_Exercise passage_
BEGIN
Wednesday, April 18, 2007

Can Climate Change be Predicted?

Most of the case for global warming comes from computer models. The question is, if computer models have trouble predicting the weather a week from now then can they predict the climate fifty years from now?

RealClimate has an answer to this here. This is an influential climate blog. Al Gore recommends it and it has a relationship with Michael Mann, the creator of the Hockey Stick paleo-temperature reconstruction.

To summarize what RealClimate says, weather prediction is hard but climate is easy. Summer and winter are predictable. You can predict that it is cooler at high altitudes. Some local areas have distinct climates such as Northern Europe. Also, the greenhouse effect is demonstrable and carbon dioxide is known to absorb heat.

So - case closed? Not in the least. Yes, the seasons are predictable but this is nothing but statistical averaging. It is not a model that uses all known factors and computes the climate. It is not testable - you cannot roll it forward and backward and compare it to actual measurements (because that's all it is). And you cannot predict change with a statistical average.

It is also possible to predict the same climate using an invalid model. In the Middle Ages philosophers spent a lot of effort computing how the world worked but they started with the assumption that the Sun revolves around the Earth.

For that matter, a 10-year-old could make the same predictions based on nothing but his own experience.

What RealClimate was trying to say and many of the comments say is that local weather is subject to too many random fluctuations to be reliably predictable but these tend to cancel each other out when figured over a large enough area (a hemisphere for example). This allows a simplification in climate models so that it can be reduced to basic forcings. Since CO2 is a forcing, all we have to do is add in the heat gain from additional CO2 and we have the future climate.

Is this true? No. If it was then temperatures for the 20th century would show a smooth climb. Instead there is a climb through the 1930s, a dip that lasted into the 1970s, and a climb again.

The truth is that there are significant unknowns. Not all forcings are known nor is their effect. There are a numerous substances being released into the atmosphere constantly, both from nature and human-derived. These have different effects, some canceling out others.
END
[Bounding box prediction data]
BEGIN
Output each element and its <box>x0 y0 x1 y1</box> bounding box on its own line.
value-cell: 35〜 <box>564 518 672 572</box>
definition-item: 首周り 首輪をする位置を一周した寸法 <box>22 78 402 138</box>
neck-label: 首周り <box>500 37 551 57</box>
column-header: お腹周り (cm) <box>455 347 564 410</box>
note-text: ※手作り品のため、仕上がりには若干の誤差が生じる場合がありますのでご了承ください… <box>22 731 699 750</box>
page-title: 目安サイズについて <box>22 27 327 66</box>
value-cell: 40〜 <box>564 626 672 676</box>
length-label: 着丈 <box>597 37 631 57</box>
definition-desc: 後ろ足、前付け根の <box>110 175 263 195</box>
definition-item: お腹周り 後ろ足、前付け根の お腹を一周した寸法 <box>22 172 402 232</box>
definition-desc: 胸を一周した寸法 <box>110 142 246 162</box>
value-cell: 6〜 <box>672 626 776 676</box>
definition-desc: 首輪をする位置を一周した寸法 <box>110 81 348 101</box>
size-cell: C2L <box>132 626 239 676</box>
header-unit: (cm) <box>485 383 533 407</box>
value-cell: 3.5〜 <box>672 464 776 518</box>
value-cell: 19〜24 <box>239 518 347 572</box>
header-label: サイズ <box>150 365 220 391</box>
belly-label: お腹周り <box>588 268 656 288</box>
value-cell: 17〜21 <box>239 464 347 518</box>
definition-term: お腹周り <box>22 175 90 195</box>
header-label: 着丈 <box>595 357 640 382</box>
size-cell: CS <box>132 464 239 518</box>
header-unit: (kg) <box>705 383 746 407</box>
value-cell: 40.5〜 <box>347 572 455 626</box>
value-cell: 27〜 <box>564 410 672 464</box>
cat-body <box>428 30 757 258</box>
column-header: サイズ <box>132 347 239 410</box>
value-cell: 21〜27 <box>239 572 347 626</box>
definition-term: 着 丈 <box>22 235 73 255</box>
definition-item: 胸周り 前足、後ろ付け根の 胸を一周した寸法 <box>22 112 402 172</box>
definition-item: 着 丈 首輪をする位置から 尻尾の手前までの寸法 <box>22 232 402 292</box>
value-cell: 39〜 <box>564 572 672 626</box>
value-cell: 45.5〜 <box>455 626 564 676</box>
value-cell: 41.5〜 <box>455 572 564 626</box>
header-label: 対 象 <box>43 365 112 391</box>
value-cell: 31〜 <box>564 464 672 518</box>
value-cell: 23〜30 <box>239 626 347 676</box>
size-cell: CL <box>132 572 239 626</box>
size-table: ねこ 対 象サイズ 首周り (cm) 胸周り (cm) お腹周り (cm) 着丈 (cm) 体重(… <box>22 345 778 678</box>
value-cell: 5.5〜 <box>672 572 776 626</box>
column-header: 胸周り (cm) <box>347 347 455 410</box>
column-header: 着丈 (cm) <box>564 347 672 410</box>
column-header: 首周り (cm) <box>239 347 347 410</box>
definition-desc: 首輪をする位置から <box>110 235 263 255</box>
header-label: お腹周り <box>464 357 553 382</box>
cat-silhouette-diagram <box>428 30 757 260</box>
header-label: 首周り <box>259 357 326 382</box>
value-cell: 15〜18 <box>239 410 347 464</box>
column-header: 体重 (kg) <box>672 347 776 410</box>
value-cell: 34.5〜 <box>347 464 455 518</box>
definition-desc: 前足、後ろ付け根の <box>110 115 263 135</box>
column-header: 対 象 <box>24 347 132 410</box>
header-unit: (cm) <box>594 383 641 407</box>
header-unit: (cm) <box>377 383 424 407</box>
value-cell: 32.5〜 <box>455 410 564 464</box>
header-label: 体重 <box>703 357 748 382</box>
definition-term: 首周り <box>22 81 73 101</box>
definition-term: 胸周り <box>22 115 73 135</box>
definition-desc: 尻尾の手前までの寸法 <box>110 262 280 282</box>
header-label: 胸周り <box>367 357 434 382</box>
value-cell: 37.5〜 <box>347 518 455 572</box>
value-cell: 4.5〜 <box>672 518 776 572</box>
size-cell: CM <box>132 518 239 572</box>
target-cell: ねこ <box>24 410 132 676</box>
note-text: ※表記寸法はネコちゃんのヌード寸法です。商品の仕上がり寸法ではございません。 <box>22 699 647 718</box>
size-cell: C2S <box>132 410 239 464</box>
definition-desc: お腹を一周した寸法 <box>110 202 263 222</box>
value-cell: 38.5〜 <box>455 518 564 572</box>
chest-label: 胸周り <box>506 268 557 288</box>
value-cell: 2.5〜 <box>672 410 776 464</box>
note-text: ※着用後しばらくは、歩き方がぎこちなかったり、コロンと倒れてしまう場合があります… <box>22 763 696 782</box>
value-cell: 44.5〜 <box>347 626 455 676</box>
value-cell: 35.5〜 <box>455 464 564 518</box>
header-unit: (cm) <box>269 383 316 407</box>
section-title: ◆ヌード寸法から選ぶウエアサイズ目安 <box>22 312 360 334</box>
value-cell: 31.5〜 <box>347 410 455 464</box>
END
_Tasks for this exercise_
- a) In the climate prediction post, who is named as the creator of the Hockey Stick paleo-temperature reconstruction?
- b) Using the climate prediction post, explain why the author rejects the claim that adding the heat gain from extra CO2 to basic forcings yields the future climate.
- c) Pick up the climate prediction post after its final sentence and keep writing.

_Answers to the tasks_
- a) Michael Mann.

- b) The author says that if the claim were true, 20th-century temperatures would show a smooth climb. Instead they climbed through the 1930s, dipped into the 1970s, and then climbed again.

- c)
There are also natural rhythms that are not well-understood. Both the Atlantic and Pacific have multi-decadal oscillations that warm and cool the oceans. El Nino and la Nina cycles are not at all understood but have a major effect. The effects of solar variations may be underestimated.

Then there are what Donald Rumsfeld called "unknown unknowns". If you push a car down a hill and measure it's speed over the first hundred feet you will see it accelerating. From this you would conclude that it would continue to accelerate. In fact, the faster the car goes the more friction is generated. Eventually the friction balances the acceleration and it reaches a stable speed... until you run out of hill.

Unless the driver pops the clutch and the engine starts, speeding the car up even more.

Water vapor and the effect of clouds are the unknown unknowns here. Global warming theory holds that as temperature increases, the amount of water vapor in the atmosphere will increase until it reaches a tipping point. This would be equivalent to popping the clutch. Or it might cause more clouds, trapping even more heat which would also correspond to popping the clutch.

On the other hand, more clouds might reflect heat, stabilizing the temperature, corresponding to friction.

Or there might be other warming factors that have not yet been discovered but are subject to cycles. That would be running out of hill.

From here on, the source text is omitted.